### INSTRUCTION
Would you repeat the listing exactly but omit every picture?

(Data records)
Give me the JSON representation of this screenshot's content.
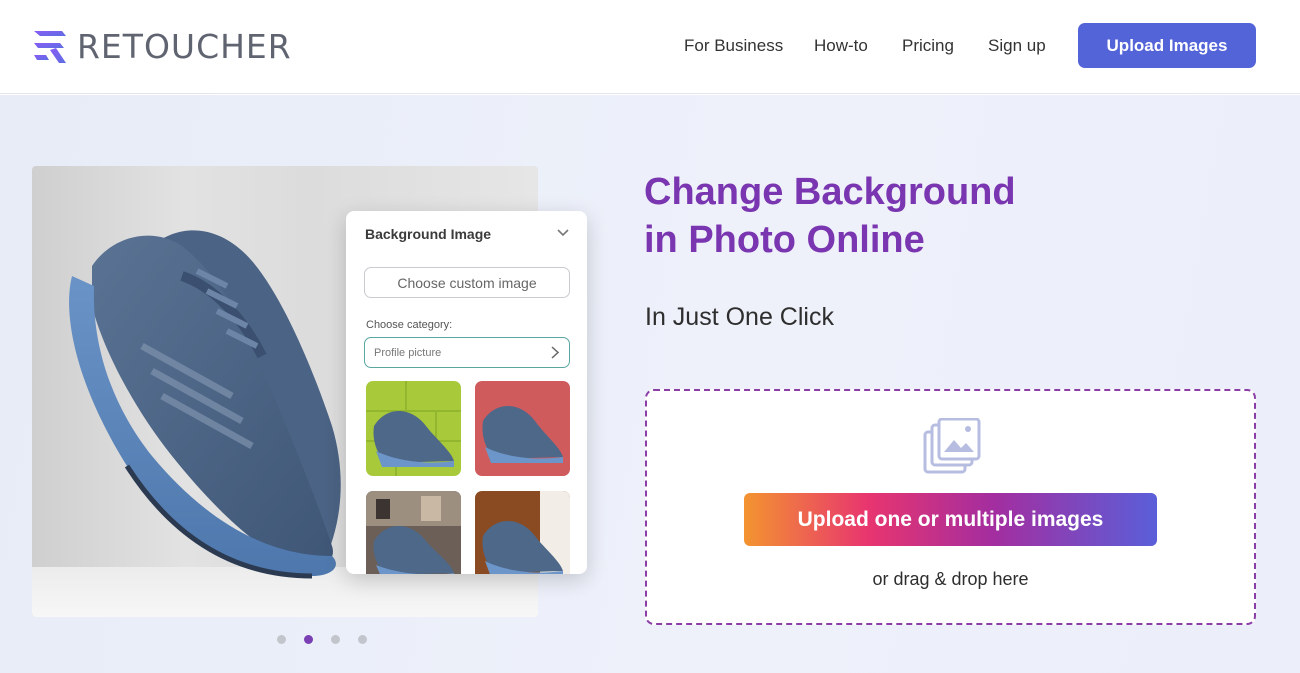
{
  "header": {
    "logo_text": "RETOUCHER",
    "nav": [
      {
        "label": "For Business"
      },
      {
        "label": "How-to"
      },
      {
        "label": "Pricing"
      },
      {
        "label": "Sign up"
      }
    ],
    "upload_button": "Upload Images"
  },
  "preview": {
    "panel_title": "Background Image",
    "custom_image_button": "Choose custom image",
    "category_label": "Choose category:",
    "category_value": "Profile picture",
    "carousel_active_index": 2,
    "carousel_total": 4
  },
  "hero": {
    "title_line1": "Change Background",
    "title_line2": "in Photo Online",
    "subtitle": "In Just One Click",
    "upload_button": "Upload one or multiple images",
    "drag_text": "or drag & drop here"
  },
  "colors": {
    "brand_purple": "#7a35b0",
    "primary_button": "#5363d8",
    "dropzone_border": "#8a3ea6"
  }
}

### THE RESULT
Give me the JSON representation of this screenshot's content.
{
  "header": {
    "logo_text": "RETOUCHER",
    "nav": [
      {
        "label": "For Business"
      },
      {
        "label": "How-to"
      },
      {
        "label": "Pricing"
      },
      {
        "label": "Sign up"
      }
    ],
    "upload_button": "Upload Images"
  },
  "preview": {
    "panel_title": "Background Image",
    "custom_image_button": "Choose custom image",
    "category_label": "Choose category:",
    "category_value": "Profile picture",
    "carousel_active_index": 2,
    "carousel_total": 4
  },
  "hero": {
    "title_line1": "Change Background",
    "title_line2": "in Photo Online",
    "subtitle": "In Just One Click",
    "upload_button": "Upload one or multiple images",
    "drag_text": "or drag & drop here"
  },
  "colors": {
    "brand_purple": "#7a35b0",
    "primary_button": "#5363d8",
    "dropzone_border": "#8a3ea6"
  }
}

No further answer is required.